Brief
Go through the entries below and collect each line with the string "post" in it.

══ Raw data ══

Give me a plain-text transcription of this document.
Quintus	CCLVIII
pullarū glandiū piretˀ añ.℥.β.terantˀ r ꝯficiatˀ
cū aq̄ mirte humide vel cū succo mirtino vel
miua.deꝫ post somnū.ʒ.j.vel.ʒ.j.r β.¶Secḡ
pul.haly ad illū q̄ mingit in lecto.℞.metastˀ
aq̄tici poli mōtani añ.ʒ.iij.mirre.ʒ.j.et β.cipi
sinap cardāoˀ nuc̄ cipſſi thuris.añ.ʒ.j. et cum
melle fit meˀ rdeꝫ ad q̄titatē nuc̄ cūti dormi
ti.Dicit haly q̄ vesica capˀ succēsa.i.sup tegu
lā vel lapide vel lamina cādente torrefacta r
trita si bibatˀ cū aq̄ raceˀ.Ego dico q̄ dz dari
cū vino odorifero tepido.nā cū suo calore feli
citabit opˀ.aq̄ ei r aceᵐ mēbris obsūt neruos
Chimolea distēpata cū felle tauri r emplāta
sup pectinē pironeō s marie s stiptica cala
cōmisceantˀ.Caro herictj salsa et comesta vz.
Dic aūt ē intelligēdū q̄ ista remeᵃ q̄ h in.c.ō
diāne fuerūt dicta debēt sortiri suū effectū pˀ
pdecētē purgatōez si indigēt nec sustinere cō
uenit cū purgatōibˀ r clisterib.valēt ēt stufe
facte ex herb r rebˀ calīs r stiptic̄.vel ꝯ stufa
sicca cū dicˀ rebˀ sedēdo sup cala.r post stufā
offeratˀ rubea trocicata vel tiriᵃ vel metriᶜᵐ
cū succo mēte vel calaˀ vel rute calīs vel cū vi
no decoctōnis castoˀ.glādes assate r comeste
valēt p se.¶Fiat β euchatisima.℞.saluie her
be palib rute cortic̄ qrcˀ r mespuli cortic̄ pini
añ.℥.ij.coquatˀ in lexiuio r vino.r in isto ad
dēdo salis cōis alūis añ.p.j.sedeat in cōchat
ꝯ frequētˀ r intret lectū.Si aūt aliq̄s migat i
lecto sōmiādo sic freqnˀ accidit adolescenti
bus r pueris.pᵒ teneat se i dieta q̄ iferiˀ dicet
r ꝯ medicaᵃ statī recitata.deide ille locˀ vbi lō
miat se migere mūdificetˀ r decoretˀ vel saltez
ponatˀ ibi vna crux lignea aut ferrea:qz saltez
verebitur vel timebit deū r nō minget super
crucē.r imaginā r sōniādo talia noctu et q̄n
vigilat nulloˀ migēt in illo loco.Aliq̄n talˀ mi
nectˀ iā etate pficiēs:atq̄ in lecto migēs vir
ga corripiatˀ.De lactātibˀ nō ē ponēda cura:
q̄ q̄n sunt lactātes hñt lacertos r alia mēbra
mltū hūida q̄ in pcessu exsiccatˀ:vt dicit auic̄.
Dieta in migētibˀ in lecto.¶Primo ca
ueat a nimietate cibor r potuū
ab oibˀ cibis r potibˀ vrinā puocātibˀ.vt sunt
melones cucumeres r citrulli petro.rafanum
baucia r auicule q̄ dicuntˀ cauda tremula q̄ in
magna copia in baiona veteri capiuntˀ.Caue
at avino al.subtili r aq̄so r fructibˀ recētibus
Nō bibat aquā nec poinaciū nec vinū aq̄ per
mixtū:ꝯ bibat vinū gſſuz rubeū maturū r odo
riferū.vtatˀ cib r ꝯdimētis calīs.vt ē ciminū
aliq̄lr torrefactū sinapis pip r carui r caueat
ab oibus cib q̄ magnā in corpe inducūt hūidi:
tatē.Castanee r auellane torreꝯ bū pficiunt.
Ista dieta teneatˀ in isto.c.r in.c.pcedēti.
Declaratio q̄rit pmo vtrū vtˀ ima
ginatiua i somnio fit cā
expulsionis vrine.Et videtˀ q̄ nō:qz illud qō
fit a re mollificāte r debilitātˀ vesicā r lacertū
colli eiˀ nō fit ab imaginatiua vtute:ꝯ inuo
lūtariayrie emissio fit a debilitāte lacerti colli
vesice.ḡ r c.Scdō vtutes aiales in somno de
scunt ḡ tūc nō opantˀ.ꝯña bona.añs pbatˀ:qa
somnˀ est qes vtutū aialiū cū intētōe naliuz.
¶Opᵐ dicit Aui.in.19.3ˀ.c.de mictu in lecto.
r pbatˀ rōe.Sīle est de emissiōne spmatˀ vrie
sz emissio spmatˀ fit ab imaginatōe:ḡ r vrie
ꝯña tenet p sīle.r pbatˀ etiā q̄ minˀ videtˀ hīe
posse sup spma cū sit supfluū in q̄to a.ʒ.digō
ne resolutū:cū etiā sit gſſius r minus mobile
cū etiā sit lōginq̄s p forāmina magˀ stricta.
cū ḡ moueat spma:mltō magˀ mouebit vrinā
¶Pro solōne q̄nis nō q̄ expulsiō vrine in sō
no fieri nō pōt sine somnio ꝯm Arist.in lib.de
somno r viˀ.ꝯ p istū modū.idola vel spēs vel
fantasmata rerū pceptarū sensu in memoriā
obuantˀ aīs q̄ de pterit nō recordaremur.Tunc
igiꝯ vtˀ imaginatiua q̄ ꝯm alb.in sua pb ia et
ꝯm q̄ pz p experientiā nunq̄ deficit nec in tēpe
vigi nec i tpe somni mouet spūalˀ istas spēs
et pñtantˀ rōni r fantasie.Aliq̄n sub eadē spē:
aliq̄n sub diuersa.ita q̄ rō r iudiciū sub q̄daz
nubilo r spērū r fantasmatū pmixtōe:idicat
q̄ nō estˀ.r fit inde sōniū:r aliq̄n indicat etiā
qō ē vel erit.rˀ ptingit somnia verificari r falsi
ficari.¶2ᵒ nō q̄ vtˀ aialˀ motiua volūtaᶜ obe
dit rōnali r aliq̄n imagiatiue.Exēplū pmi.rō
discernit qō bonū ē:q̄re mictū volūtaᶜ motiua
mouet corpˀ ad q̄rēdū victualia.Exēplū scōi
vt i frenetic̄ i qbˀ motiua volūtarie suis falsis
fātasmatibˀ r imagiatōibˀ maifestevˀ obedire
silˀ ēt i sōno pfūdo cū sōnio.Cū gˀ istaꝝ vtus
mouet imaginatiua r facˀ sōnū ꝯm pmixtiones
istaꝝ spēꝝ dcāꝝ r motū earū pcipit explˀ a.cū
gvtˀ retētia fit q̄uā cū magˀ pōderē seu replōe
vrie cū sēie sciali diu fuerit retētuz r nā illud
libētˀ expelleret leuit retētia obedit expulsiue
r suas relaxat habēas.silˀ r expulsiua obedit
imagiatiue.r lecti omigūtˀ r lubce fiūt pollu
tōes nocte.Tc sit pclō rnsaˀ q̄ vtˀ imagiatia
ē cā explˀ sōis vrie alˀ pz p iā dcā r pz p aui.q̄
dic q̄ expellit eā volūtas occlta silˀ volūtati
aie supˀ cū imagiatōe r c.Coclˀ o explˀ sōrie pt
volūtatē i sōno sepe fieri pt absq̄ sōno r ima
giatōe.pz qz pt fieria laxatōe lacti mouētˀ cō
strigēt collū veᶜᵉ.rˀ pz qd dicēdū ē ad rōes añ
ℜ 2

═══

Worked answer
miua.deꝫ post somnū.ʒ.j.vel.ʒ.j.r β.¶Secḡ
sicca cū dicˀ rebˀ sedēdo sup cala.r post stufā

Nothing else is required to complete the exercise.